**TEXTE À LIRE**
******
En janvier dernier naissait une nouvelle page Instagram qui se donne pour mission de dénoncer les violences quotidiennes faites aux femmes aux Antilles et en Guyane. La page se nomme FANM KA LEVE. Les femmes se soulèvent en guadeloupéen. Elles ont accepté de répondre à nos questions et nous en dire plus sur cette initiative.
RTM | Bonjour Mesdames. Nous sommes ravies de vous accueillir sur RTM. Pourriez-vous nous présenter le mouvement FANM KA LEVE que vous avez lancé ?
FANM KA LEVE | Bonjour, nous sommes heureuses de pouvoir répondre à vos questions. Fanm Ka Lévé est un mouvement qui prône la libération de la parole des femmes aux Antilles Guyane, concernant les violences dont elles peuvent être victimes. Il s’épanouit à travers Instagram. Le principe est simple : on recueille des témoignages de femmes racontant des récits de violence qu’elles n’ont pour la plupart du temps jamais raconté, et nous les repartageons de manière anonyme. L’objectif est concis : Mesdames vous n’avez pas à vous taire et à avoir honte ! Ce lieu digital se veut alors comme un espace safe, émouvant et libérateur où les conditions communes à notre vécu de femmes aux Antilles Guyane nous rassemblent.
******
**DONNÉES**
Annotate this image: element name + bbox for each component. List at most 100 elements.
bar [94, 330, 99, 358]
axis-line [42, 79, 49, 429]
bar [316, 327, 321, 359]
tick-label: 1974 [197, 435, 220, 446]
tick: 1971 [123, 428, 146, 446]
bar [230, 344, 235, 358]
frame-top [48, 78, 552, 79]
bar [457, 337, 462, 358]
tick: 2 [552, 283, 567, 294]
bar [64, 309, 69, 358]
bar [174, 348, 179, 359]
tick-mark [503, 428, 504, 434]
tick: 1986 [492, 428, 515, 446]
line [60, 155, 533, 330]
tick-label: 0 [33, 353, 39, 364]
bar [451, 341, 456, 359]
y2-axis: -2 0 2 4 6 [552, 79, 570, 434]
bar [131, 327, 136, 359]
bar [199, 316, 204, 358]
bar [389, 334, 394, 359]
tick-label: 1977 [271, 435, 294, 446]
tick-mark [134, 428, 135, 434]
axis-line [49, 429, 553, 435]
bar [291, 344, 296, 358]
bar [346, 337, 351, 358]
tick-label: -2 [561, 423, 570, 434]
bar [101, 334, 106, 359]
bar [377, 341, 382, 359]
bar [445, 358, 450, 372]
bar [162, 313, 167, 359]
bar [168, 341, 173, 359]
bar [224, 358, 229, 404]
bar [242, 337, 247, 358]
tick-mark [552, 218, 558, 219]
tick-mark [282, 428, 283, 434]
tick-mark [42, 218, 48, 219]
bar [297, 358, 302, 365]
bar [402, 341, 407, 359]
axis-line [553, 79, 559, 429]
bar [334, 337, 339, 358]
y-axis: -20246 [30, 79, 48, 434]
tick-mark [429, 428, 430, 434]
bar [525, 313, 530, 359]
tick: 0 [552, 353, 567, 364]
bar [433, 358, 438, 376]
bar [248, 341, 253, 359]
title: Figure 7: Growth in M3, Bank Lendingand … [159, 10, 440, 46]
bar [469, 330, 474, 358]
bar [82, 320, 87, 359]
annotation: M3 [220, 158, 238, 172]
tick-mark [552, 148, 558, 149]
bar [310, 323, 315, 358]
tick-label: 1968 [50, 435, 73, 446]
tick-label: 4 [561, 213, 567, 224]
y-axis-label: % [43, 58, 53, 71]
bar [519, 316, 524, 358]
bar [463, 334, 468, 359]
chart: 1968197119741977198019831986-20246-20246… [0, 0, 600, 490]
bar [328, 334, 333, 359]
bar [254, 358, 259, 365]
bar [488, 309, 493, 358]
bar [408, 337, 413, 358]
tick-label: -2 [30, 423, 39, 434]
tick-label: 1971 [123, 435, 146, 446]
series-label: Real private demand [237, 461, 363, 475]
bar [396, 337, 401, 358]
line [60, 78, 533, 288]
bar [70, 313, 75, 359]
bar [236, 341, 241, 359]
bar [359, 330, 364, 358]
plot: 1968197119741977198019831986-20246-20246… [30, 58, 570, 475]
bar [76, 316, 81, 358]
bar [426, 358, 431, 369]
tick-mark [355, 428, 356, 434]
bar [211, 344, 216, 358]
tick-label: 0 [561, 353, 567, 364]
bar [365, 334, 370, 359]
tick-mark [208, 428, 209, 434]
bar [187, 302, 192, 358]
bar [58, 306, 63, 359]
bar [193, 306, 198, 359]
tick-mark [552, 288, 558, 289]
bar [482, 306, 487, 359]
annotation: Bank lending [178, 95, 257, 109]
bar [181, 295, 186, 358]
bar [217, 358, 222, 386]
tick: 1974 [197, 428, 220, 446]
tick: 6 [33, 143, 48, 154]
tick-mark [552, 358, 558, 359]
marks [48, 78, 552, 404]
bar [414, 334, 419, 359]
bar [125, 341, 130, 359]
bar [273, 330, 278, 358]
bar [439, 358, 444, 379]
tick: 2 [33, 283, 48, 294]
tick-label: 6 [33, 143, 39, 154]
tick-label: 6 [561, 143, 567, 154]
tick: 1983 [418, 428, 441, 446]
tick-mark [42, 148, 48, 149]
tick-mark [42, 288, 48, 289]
******
**À FAIRE**
**a)** Répondez à ces questions d'après l'entretien sur FANM KA LEVE :
(i) Quand la page est-elle née ?
(ii) Que veut dire FANM KA LEVE en guadeloupéen ?
(iii) De quelle manière les témoignages sont-ils repartagés ?
**b)** Poursuivez l'entretien sur FANM KA LEVE juste après sa dernière phrase.
Les entrées ne servent pas pour ce travail.

**RÉSULTATS**
**a)**
(i) En janvier dernier.
(ii) Les femmes se soulèvent.
(iii) De manière anonyme.

**b)**
RTM | Quelles ont été vos motivations ? Quelle a été la genèse de ce projet ?
FANM KA LEVE | Nous sommes deux amies qui en avions marre. Le ras-le-bol des violences récurrentes de notre quotidien, accentués par un travail au sein de l’espace public, nous a poussé à nous interroger sur comment agir. Dans le même temps, nous réalisions que les réseaux sociaux permettaient de libérer la parole, notamment des femmes en France hexagonal – puisque le concept n’est pas innovant en soi. Mais nous ne sentions pas réellement représenter. On désirait ardemment d’un lieu magique de marronage et de catharsis pour nos mots et maux. On l’a alors crée mais on n’imaginait pas qu’il prendrait cette ampleur !
RTM | Les témoignages que vous partagez sur votre page sont tous poignants. Comment gérez-vous ce flux de témoignages de femmes ?
FANM KA LEVE | Honnêtement, on était loin d’imaginer les tenants et aboutissants de cet Instagram. Au début, on ne s’en sortait pas et c’était vraiment très dur émotionnellement tout en étant chronophage. On répondait parfois à des messages à 2h du matin, de peur que les personnes regrettent et les suppriment ! Maintenant, on s’impose des règles et des horaires. On se déconnecte le week-end et lorsqu’il le faut, on prend une semaine afin que ça ne bouleverse pas trop notre quotidien. Pour pallier à l’impact émotionnel, le fait de ne pas être seule à gérer FKL nous aide vraiment, on se soutient mutuellement. On a par ailleurs une communauté bienveillante et un entourage proche qui sont là pour nous. Chaque témoignage et chaque violence nous motivent à persévérer et à lutter !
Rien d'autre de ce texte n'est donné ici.